-- Start of ROWS --

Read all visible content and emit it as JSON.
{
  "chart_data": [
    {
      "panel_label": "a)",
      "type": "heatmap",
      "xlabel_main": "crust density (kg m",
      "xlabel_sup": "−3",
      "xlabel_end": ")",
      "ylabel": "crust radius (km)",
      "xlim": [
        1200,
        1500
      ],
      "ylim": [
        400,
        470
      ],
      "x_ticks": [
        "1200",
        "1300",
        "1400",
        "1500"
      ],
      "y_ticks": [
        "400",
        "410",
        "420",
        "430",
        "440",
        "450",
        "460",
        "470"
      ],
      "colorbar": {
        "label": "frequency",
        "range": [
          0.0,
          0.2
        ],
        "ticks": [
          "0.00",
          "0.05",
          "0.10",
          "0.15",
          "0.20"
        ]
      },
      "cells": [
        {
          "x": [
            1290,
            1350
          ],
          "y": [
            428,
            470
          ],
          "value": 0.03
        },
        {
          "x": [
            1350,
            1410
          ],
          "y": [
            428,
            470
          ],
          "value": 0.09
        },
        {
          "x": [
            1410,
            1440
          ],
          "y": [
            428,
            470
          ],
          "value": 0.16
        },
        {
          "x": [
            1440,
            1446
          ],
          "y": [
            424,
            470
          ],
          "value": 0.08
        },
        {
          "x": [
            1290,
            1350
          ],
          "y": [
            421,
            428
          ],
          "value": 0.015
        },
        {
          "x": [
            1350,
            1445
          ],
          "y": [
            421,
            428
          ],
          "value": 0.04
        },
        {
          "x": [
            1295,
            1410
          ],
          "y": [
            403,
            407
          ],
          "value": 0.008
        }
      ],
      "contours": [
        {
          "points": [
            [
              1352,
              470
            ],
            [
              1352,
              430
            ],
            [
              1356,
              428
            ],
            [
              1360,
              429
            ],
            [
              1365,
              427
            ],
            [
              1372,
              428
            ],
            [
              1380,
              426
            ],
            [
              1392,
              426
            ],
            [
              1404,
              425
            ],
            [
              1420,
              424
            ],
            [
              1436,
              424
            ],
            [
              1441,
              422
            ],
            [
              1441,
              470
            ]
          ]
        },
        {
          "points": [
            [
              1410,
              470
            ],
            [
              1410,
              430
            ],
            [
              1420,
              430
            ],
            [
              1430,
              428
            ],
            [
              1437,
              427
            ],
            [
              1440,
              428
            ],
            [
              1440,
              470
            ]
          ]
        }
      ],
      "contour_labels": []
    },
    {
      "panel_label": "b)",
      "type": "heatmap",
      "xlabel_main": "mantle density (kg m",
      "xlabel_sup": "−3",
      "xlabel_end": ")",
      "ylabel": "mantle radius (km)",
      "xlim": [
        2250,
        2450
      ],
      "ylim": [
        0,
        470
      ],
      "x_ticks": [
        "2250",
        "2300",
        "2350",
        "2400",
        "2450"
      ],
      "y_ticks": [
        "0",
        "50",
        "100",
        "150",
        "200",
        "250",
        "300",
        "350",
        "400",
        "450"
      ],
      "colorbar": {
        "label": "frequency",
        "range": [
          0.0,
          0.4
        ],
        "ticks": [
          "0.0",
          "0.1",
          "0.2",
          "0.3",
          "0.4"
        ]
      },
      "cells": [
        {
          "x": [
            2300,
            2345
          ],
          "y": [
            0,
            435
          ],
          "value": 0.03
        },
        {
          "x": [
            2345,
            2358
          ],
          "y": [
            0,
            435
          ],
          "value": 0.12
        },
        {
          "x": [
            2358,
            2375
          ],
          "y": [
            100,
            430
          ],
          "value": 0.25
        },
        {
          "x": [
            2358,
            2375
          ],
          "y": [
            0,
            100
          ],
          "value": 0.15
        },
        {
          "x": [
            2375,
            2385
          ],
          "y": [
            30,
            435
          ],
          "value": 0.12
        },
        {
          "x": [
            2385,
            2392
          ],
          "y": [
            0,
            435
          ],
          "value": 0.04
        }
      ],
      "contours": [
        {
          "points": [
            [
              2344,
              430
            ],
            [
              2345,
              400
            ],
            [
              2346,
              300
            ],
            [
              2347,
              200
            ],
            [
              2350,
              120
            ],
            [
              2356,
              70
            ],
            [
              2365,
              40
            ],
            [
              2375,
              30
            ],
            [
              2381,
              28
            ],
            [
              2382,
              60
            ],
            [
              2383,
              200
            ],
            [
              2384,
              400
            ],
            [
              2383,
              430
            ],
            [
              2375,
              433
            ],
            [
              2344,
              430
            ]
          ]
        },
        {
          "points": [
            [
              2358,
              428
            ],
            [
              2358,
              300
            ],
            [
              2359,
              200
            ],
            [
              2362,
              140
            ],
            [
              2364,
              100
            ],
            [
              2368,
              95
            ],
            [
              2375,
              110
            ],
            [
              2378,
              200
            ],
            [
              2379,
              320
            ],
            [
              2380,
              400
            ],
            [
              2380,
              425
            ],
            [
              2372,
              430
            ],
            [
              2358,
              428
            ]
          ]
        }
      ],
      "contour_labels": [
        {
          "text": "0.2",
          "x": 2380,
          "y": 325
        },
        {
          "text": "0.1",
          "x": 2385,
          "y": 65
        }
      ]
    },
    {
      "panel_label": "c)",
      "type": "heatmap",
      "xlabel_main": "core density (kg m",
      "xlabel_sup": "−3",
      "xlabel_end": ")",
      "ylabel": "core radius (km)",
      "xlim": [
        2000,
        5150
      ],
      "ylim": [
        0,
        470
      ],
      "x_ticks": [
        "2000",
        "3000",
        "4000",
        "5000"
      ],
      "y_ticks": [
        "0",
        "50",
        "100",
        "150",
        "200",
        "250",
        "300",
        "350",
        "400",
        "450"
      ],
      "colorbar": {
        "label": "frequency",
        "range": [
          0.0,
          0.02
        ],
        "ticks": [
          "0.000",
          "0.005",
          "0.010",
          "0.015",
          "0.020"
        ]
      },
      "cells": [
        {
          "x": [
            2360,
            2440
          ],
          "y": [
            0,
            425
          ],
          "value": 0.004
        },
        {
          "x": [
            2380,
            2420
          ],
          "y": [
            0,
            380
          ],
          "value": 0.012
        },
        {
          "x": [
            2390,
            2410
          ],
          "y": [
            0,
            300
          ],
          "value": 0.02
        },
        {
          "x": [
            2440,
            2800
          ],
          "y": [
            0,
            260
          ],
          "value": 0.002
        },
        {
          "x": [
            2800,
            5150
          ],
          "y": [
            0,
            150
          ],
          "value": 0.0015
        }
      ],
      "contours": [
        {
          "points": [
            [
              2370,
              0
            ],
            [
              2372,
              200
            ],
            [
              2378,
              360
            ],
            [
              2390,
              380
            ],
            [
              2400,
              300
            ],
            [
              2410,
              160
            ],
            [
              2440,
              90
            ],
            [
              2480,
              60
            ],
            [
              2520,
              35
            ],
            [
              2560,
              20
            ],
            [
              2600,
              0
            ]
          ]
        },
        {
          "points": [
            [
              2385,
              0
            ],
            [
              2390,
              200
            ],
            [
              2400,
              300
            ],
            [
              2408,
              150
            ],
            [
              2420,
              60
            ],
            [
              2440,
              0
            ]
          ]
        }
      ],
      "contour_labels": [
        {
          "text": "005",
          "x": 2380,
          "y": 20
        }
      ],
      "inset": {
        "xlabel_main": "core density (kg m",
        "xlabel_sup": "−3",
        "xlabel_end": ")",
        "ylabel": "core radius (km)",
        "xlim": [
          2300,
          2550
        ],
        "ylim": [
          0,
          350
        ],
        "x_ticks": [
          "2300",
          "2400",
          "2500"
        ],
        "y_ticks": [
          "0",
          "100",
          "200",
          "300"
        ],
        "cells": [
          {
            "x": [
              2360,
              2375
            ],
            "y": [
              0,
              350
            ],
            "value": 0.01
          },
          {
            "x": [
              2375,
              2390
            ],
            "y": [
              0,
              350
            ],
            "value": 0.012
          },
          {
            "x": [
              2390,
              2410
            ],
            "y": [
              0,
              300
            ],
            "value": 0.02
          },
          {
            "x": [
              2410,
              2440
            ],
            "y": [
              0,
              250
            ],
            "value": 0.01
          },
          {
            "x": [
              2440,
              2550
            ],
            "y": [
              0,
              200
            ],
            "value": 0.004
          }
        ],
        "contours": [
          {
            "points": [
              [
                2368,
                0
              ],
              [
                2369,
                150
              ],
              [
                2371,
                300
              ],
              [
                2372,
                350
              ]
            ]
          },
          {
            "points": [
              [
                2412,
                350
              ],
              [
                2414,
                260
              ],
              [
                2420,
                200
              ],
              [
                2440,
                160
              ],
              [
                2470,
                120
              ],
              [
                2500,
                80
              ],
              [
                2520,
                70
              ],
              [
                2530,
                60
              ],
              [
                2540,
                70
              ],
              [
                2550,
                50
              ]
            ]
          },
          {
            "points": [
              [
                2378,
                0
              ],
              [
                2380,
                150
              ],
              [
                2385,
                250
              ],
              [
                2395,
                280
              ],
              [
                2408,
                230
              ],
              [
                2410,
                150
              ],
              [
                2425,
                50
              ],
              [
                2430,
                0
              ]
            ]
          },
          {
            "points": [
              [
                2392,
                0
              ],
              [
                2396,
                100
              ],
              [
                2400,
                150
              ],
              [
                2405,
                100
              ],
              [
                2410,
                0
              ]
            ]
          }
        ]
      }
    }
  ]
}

-- End of ROWS --

* TASK PROMPT: Select all lines in the listing that include the word "mantle".

* RESPONSE TO THE TASK:
      "xlabel_main": "mantle density (kg m",
      "ylabel": "mantle radius (km)",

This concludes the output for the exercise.